Exercise task |
Write out each line exactly as it stands, please.
____________________
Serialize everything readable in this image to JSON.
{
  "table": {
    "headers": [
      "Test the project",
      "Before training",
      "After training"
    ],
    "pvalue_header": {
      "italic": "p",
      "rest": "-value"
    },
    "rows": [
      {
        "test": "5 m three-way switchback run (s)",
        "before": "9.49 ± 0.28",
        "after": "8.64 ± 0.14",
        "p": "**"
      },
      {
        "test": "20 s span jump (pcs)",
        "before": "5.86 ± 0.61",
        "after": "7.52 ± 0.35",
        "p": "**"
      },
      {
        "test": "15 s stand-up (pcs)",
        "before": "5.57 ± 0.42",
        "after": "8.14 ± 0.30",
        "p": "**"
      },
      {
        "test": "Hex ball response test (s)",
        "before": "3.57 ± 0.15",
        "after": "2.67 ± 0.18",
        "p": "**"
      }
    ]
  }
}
____________________
Task solution |
Serialize everything readable in this image to JSON.
{
  "table": {
    "headers": [
      "Test the project",
      "Before training",
      "After training"
    ],
    "pvalue_header": {
      "italic": "p",
      "rest": "-value"
    },
    "rows": [
      {
        "test": "5 m three-way switchback run (s)",
        "before": "9.49 ± 0.28",
        "after": "8.64 ± 0.14",
        "p": "**"
      },
      {
        "test": "20 s span jump (pcs)",
        "before": "5.86 ± 0.61",
        "after": "7.52 ± 0.35",
        "p": "**"
      },
      {
        "test": "15 s stand-up (pcs)",
        "before": "5.57 ± 0.42",
        "after": "8.14 ± 0.30",
        "p": "**"
      },
      {
        "test": "Hex ball response test (s)",
        "before": "3.57 ± 0.15",
        "after": "2.67 ± 0.18",
        "p": "**"
      }
    ]
  }
}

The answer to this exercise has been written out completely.